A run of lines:

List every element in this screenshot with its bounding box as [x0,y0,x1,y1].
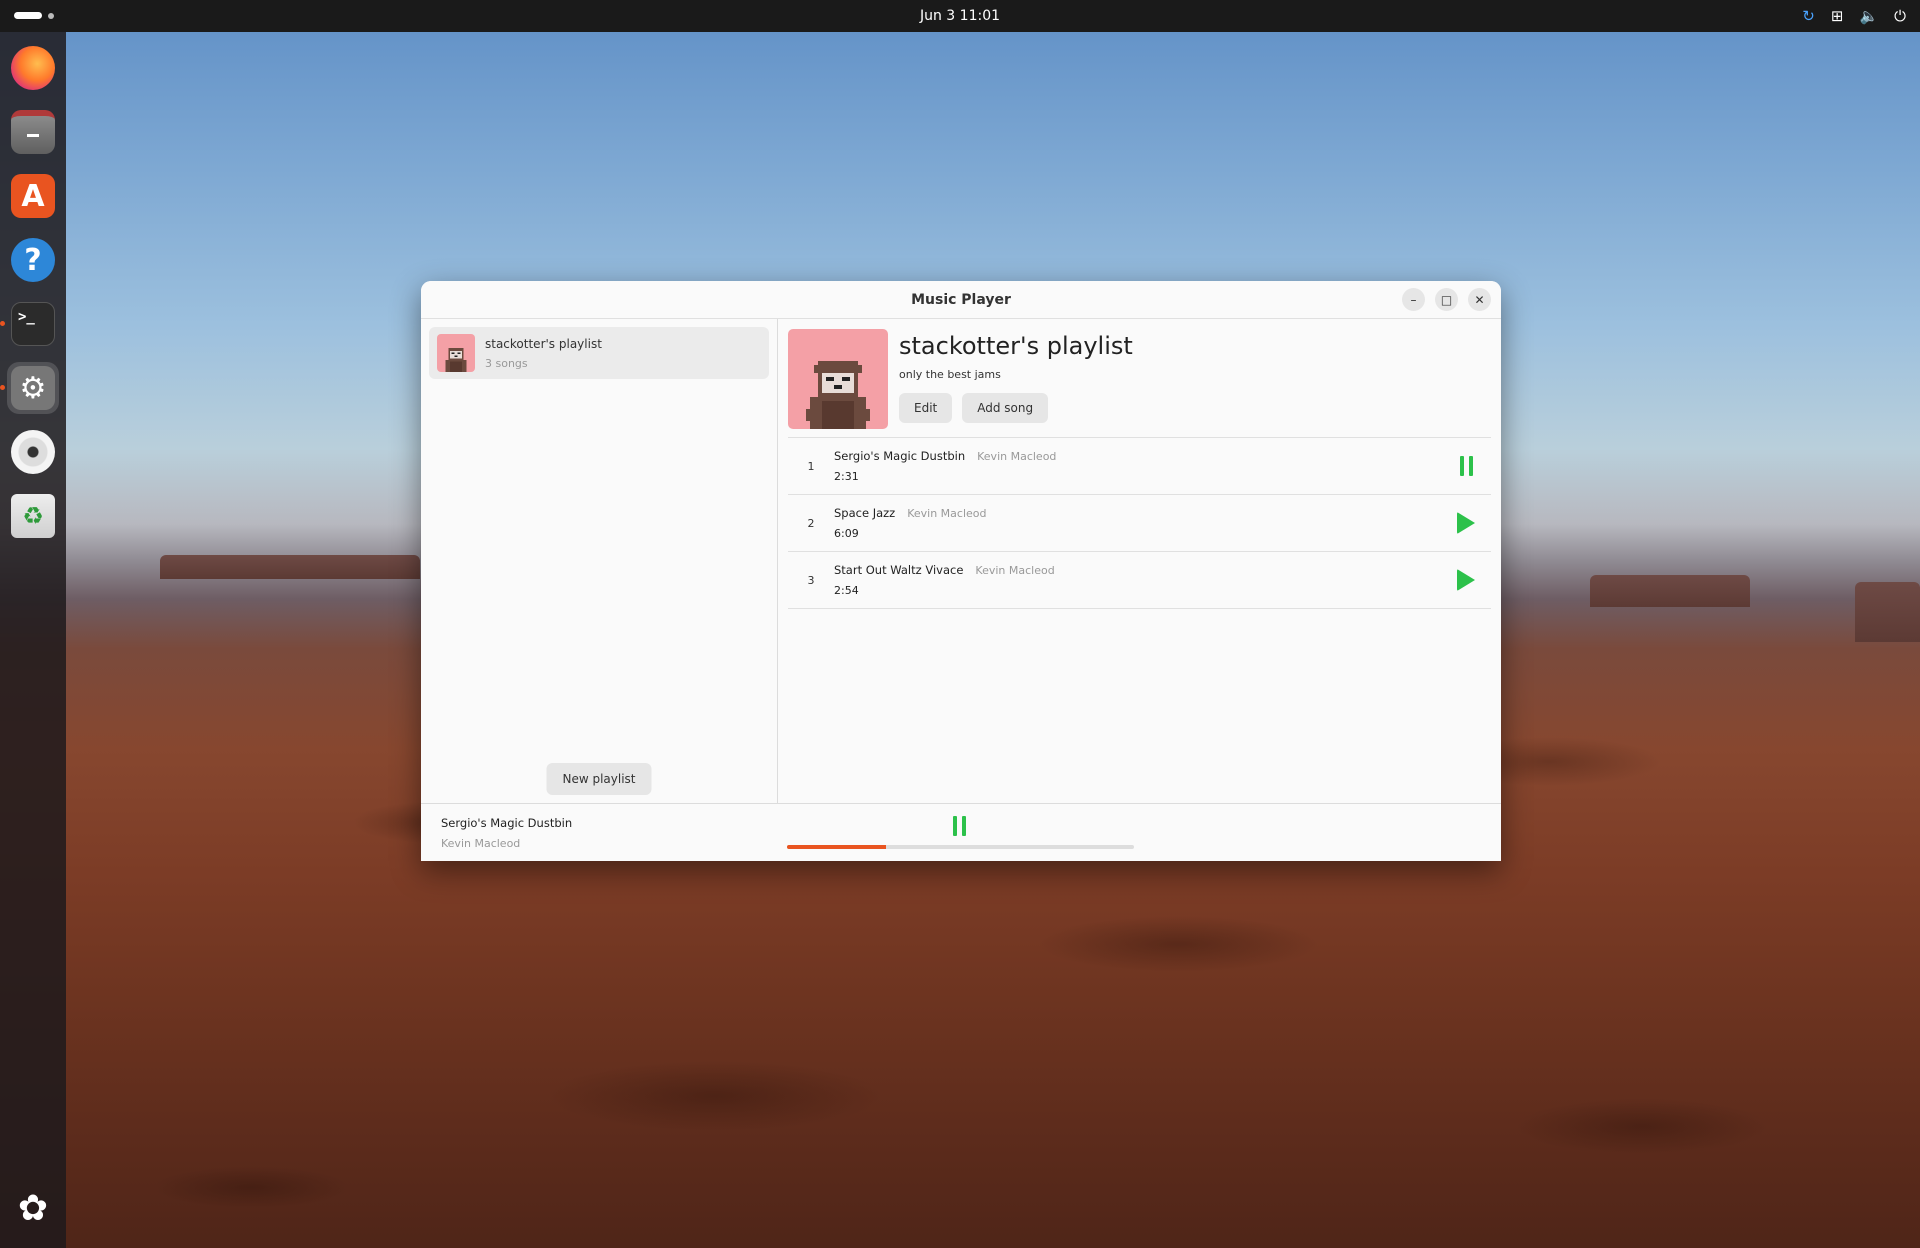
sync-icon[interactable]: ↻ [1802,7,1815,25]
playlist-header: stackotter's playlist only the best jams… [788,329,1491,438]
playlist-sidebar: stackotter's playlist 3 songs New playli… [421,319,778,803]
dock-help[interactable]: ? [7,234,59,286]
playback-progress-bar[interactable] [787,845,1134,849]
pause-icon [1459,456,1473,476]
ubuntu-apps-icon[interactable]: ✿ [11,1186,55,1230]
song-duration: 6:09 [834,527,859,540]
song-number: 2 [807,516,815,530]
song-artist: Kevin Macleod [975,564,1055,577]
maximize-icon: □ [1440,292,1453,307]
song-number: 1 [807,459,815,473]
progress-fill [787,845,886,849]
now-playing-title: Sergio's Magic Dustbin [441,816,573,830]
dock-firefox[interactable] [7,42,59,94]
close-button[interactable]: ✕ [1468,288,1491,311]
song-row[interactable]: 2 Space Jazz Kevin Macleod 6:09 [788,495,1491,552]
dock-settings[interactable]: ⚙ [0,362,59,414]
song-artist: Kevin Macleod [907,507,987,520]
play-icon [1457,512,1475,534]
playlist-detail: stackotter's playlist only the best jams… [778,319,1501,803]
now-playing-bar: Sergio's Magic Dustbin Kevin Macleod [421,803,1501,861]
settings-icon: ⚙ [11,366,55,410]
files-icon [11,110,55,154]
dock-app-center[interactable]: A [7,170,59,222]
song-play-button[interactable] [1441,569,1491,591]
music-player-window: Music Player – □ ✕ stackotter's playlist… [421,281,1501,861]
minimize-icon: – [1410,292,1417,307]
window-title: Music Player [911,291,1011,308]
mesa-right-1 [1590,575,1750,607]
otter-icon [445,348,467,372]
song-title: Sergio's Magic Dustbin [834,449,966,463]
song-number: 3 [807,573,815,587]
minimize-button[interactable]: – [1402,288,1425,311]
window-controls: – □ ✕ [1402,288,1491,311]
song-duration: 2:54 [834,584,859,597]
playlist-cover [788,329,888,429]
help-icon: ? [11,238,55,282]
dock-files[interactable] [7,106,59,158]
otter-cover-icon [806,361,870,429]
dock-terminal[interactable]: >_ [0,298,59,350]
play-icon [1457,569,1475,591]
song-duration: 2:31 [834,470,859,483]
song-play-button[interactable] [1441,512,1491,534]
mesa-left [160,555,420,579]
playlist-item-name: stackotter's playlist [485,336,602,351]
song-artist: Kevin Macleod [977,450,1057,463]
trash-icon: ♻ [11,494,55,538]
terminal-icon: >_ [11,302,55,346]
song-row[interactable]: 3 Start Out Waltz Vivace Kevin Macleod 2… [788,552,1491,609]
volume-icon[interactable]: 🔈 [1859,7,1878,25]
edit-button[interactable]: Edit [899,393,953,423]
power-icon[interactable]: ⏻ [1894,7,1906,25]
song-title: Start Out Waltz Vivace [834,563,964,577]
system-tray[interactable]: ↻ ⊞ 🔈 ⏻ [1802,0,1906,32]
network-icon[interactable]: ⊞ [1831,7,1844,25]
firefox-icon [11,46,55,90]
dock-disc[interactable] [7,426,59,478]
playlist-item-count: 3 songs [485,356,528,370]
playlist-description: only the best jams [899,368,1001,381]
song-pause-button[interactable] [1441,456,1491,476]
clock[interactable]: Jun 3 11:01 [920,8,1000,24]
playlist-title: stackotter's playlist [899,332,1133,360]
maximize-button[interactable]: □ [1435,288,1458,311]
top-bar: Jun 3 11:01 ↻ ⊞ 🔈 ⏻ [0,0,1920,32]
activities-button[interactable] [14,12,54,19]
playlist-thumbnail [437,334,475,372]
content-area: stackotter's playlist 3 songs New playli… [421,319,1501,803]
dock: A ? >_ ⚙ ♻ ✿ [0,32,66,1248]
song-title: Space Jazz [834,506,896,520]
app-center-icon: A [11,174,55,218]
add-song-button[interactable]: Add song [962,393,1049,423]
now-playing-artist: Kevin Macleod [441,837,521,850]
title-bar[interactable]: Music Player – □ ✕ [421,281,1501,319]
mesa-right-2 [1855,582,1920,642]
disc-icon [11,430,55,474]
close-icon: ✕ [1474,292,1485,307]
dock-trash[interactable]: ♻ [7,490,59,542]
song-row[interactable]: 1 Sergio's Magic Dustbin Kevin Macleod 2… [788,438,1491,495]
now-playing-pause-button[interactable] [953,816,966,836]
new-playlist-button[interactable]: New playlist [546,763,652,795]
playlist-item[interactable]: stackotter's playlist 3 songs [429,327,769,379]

==

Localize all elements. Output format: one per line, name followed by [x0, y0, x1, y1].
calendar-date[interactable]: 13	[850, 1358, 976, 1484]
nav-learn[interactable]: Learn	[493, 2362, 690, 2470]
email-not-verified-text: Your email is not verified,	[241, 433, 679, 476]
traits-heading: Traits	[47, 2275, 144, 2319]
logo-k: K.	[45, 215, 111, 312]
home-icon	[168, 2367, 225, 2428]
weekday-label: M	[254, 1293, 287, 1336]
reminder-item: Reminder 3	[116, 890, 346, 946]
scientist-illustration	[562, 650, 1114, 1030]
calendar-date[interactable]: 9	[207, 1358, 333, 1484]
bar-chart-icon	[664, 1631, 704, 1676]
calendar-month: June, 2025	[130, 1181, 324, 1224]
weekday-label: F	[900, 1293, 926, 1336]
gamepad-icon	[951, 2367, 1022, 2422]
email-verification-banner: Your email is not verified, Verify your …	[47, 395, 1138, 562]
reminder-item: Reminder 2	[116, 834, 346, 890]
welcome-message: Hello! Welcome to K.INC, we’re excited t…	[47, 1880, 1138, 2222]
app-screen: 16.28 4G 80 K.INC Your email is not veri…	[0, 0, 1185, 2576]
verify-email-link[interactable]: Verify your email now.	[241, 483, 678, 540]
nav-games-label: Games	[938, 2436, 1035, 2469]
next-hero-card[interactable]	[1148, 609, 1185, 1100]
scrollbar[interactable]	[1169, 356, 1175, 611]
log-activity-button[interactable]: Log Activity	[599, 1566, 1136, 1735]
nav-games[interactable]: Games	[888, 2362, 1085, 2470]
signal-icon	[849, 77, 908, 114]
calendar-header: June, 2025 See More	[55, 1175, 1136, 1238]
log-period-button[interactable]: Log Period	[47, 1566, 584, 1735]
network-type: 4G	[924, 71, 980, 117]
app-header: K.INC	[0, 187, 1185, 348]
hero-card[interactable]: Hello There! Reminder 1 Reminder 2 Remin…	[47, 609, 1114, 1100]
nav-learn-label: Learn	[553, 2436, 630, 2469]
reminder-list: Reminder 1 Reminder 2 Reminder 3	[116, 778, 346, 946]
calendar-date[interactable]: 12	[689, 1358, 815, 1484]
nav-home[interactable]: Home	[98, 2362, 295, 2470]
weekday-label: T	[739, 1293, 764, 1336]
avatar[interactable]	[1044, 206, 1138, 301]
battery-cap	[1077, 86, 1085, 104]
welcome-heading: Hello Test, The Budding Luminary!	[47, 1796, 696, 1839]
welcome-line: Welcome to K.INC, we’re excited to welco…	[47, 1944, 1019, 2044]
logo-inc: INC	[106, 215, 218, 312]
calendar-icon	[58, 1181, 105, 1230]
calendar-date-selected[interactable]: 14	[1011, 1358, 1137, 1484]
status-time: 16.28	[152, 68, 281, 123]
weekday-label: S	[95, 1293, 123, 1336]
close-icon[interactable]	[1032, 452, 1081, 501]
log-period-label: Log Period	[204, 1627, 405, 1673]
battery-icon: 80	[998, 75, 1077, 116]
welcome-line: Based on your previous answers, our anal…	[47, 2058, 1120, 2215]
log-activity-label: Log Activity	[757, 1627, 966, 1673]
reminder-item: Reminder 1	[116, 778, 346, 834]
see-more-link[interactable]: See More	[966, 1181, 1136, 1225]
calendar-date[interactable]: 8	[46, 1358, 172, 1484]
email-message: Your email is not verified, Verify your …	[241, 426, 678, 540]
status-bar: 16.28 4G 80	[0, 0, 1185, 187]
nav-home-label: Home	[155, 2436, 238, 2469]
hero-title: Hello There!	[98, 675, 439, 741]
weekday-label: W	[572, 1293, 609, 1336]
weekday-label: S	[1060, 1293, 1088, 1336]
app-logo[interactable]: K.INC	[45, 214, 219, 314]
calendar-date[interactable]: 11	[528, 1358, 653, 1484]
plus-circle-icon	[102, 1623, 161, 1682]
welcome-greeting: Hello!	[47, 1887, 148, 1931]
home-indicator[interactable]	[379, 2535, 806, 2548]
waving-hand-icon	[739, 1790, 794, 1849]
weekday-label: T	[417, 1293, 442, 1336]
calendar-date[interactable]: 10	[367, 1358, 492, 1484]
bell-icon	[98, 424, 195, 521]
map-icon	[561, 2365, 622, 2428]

==

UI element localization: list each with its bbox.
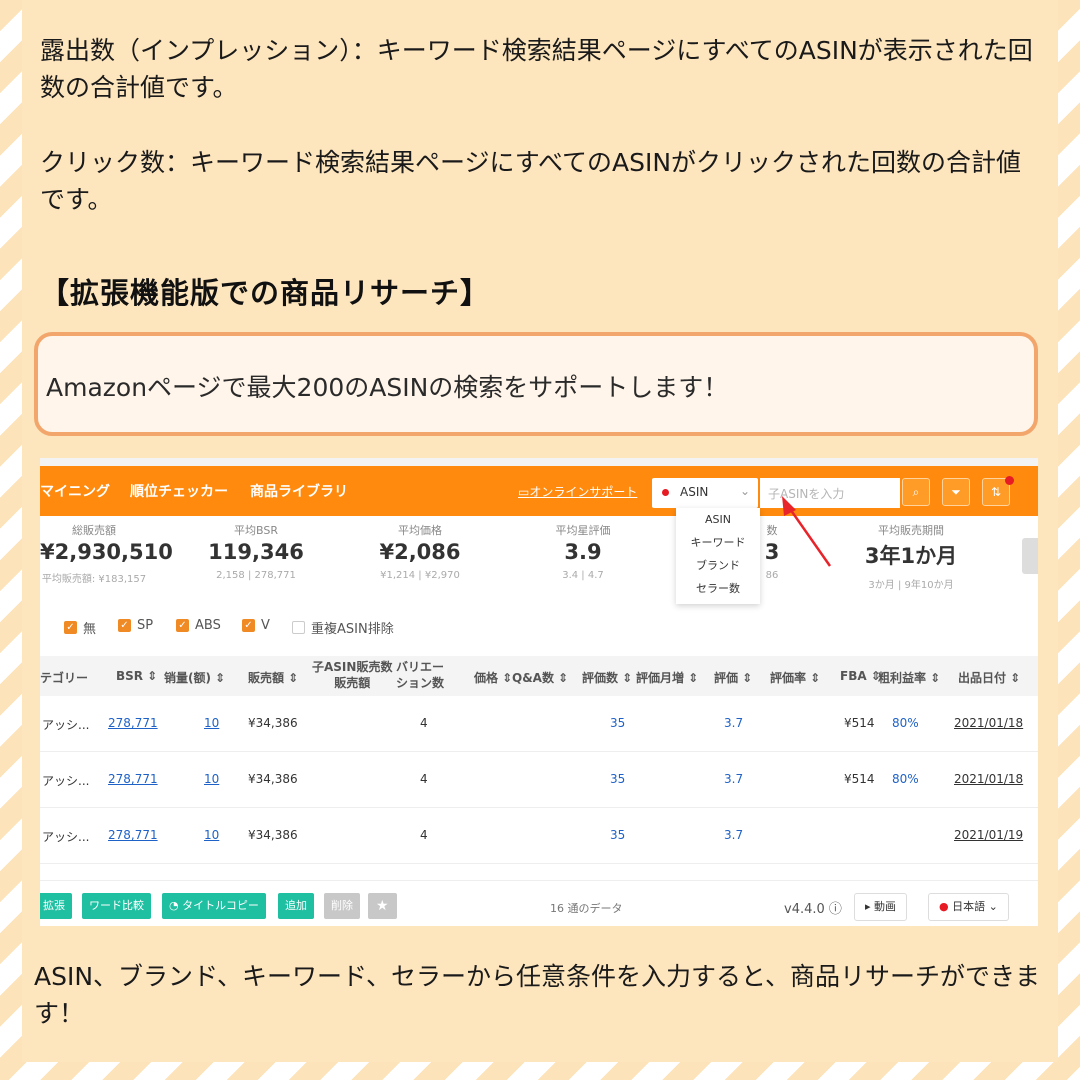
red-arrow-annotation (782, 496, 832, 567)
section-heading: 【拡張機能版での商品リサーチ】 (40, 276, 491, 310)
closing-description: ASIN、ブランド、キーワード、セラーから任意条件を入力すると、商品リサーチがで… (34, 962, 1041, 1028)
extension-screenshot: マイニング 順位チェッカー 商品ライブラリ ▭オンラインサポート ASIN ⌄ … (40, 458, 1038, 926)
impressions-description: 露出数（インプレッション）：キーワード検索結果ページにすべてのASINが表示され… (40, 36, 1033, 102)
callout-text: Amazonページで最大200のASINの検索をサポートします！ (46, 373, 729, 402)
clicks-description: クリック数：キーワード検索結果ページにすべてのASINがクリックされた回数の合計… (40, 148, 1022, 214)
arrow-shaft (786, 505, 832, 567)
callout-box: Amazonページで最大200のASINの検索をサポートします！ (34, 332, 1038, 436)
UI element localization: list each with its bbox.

:: WHAT THIS TASK INVOLVES ::
Tally the lines that contain the string "progress", where case matters. Give only the number.

:: SOLUTION TO THIS PROBLEM ::
2